STATED PROBLEM:
Scan the data beneath this task and copy each line that includes "并乐意产生想象".

━━━━━━━━━━━━━━━━━━━━━━━━━━━━━━

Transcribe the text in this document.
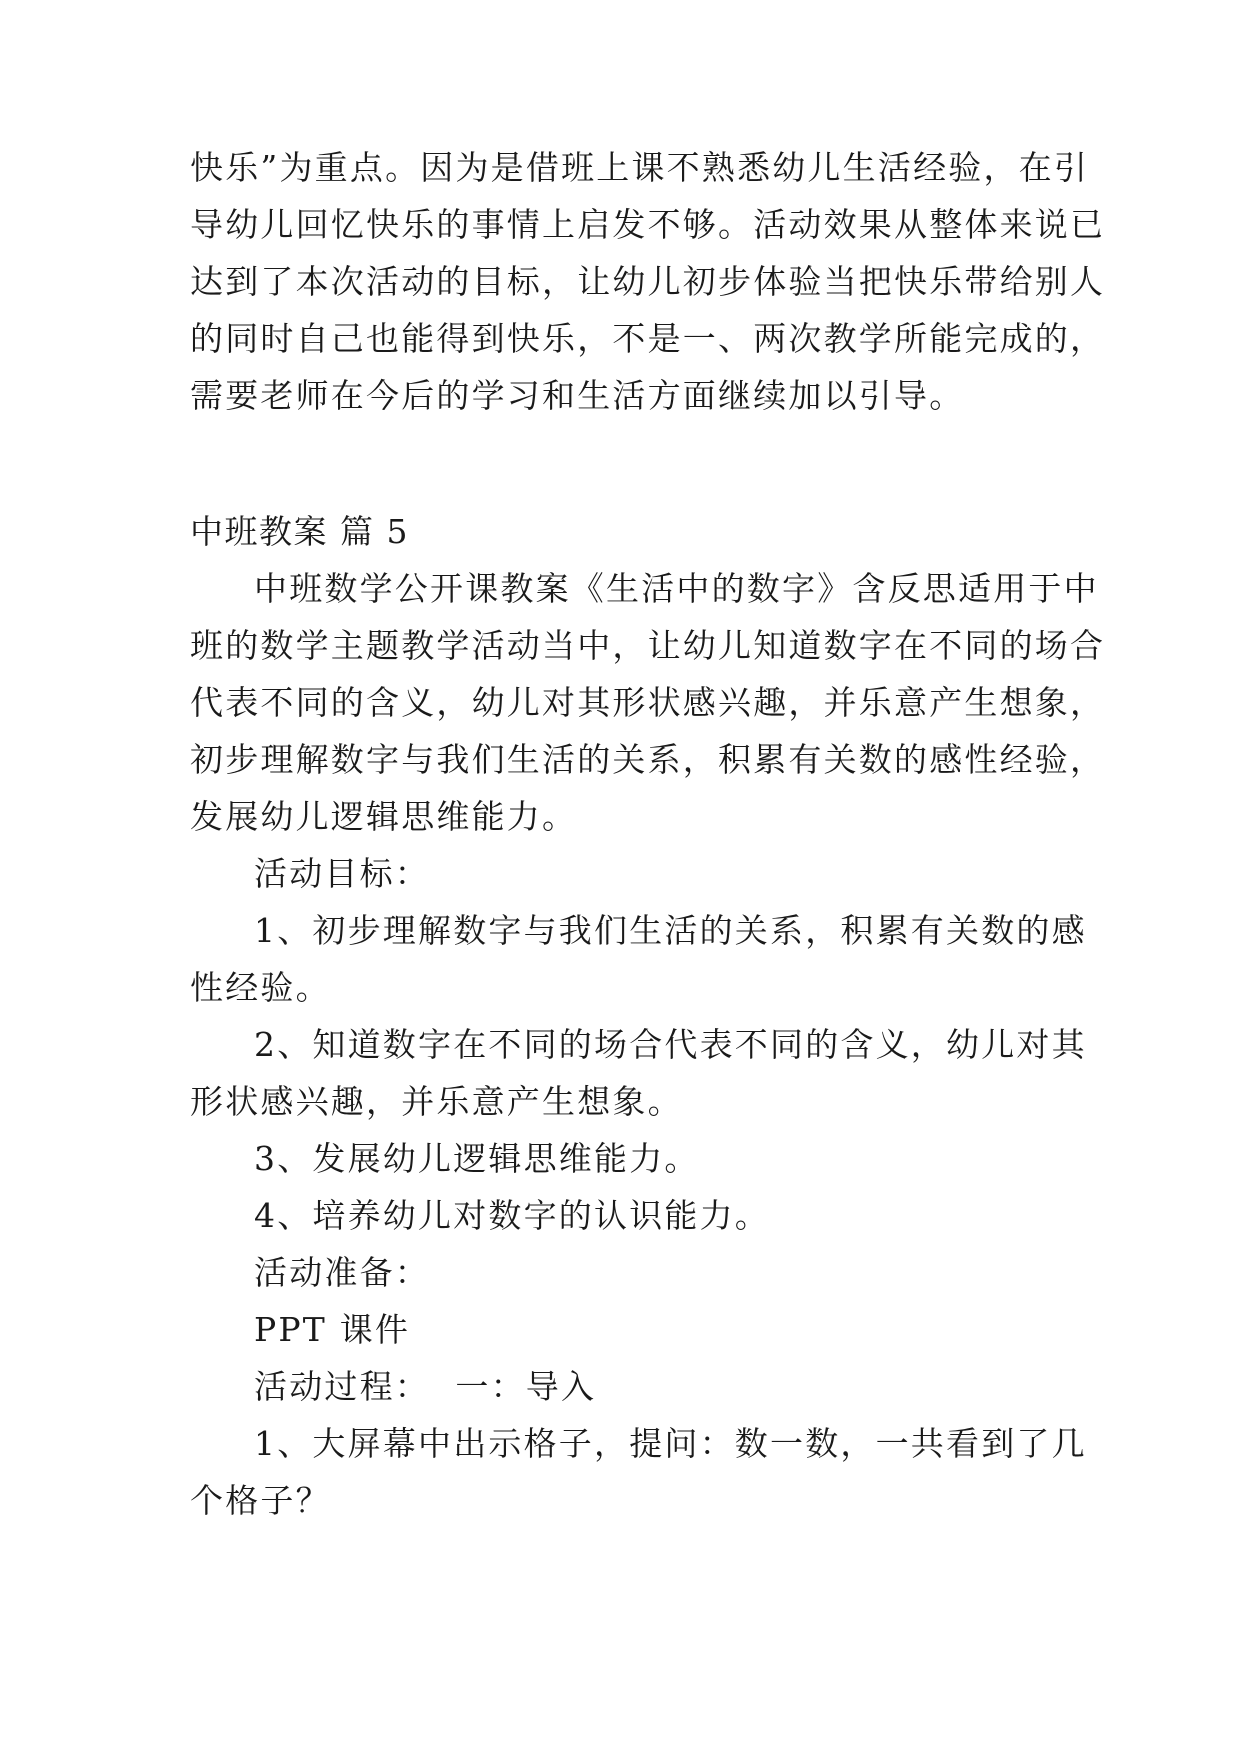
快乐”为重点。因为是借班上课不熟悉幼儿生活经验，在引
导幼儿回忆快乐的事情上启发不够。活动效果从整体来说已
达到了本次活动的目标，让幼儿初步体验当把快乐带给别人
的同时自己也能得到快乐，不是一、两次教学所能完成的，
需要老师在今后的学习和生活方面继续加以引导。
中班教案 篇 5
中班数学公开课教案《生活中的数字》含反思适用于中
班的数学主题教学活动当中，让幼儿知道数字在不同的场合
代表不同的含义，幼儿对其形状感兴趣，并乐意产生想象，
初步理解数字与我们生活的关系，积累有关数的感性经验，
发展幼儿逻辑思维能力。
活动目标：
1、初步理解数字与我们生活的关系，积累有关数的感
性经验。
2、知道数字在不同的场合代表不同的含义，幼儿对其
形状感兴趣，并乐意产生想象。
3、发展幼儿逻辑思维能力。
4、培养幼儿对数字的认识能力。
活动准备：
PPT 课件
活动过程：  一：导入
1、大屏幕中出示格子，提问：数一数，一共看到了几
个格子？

━━━━━━━━━━━━━━━━━━━━━━━━━━━━━━

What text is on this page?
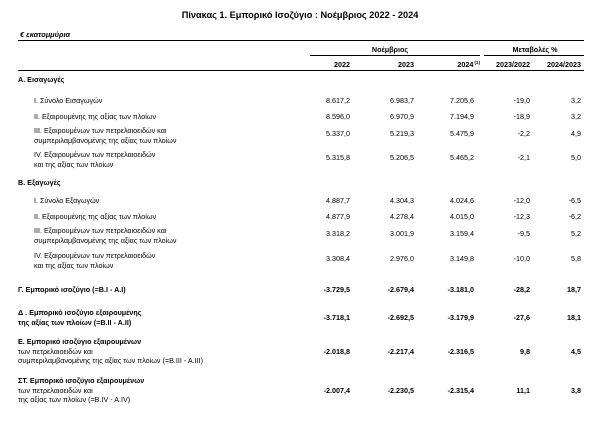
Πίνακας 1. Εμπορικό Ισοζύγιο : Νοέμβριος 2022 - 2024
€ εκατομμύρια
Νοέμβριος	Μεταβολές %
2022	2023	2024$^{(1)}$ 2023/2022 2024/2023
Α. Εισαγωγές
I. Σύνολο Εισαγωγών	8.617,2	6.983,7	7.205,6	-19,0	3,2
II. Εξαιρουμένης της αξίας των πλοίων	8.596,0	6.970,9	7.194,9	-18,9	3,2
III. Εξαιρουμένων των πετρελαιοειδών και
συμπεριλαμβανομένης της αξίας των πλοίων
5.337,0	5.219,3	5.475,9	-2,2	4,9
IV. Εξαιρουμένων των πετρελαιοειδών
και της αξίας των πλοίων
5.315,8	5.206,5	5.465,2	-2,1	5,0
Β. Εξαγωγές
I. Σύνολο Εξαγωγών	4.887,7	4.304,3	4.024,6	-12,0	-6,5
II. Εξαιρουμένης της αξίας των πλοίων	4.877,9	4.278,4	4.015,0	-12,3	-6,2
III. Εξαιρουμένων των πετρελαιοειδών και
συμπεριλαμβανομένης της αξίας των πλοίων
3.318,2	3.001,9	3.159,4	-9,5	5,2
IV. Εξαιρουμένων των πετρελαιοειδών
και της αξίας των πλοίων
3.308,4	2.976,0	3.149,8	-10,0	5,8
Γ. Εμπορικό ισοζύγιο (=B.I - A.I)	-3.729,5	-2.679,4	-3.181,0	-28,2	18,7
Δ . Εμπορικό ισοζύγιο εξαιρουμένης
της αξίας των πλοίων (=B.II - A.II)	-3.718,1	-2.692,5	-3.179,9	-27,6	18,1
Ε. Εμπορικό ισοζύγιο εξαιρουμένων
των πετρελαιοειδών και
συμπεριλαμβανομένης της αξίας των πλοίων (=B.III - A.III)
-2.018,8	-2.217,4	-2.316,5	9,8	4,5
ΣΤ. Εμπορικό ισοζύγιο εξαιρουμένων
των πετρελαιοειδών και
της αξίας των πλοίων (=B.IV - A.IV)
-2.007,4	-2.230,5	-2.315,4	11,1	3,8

━━━━━━━━━━━━━━━━━━━━━━━━━━━━━━

ANSWER:
代表不同的含义，幼儿对其形状感兴趣，并乐意产生想象，
形状感兴趣，并乐意产生想象。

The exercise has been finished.